# Written tasks
**A)** In the football writing festival article, rewrite the passage from "Our highlights of" to "The Blizzard, LIVE!", replacing "highlights" with "picks".
**B)** Using the football writing festival article, say yes or no for each statement and quote the words that decide it: (i) This is the festival's second year. (ii) The festival runs for one week. (iii) Waterstones and the National Football Museum run the festival together.

Manchester Football Writing Festival 2015: From goalpost to page

Joe Daly

Our highlights of this year’s festival feature The Blizzard, Football Weekly – and the journalists who played a key role in exposing FIFA corruption.

Returning for its second year, the Manchester Football Writing Festival has snuck up fairly unheralded, despite being a partnership between big-hitters Waterstones and the National Football Museum. Between them, these two organisations bring in some of the biggest names in football journalism across the ten days of the festival (1-10 September), so expect William Hill Prize winners, Guardian editors and the most-listened-to football podcast, amongst others. Here are our top three highlights from the programme.

The Blizzard, LIVE!

# Data provided
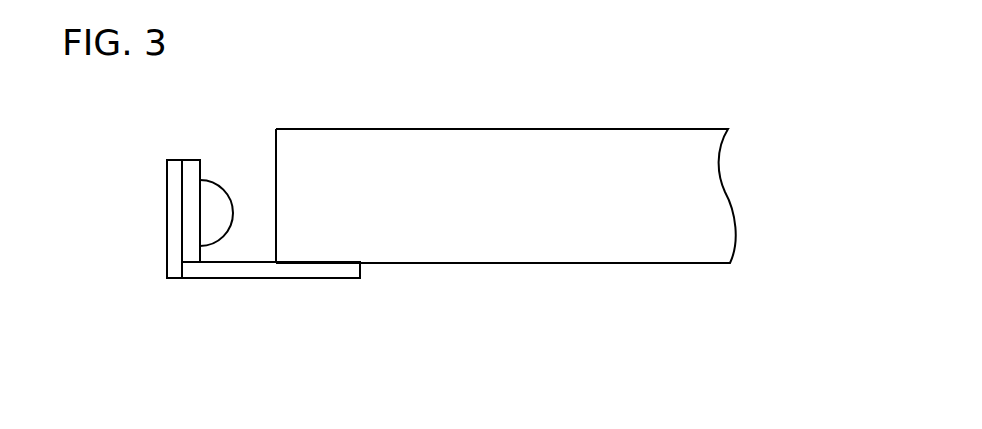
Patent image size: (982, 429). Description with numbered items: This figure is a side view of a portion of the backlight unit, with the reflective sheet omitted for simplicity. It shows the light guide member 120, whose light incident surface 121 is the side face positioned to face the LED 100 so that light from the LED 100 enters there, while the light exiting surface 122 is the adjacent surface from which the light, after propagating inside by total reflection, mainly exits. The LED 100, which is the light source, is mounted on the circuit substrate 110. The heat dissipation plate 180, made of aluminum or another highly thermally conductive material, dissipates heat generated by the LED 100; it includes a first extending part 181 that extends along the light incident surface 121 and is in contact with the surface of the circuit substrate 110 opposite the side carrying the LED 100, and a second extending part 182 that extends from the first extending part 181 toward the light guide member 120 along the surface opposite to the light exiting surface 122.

# Responses to the tasks
**A)**
Our picks of this year’s festival feature The Blizzard, Football Weekly – and the journalists who played a key role in exposing FIFA corruption.

Returning for its second year, the Manchester Football Writing Festival has snuck up fairly unheralded, despite being a partnership between big-hitters Waterstones and the National Football Museum. Between them, these two organisations bring in some of the biggest names in football journalism across the ten days of the festival (1-10 September), so expect William Hill Prize winners, Guardian editors and the most-listened-to football podcast, amongst others. Here are our top three picks from the programme.

The Blizzard, LIVE!

**B)**
(i) Yes: "Returning for its second year"
(ii) No: "across the ten days of the festival (1-10 September)"
(iii) Yes: "a partnership between big-hitters Waterstones and the National Football Museum"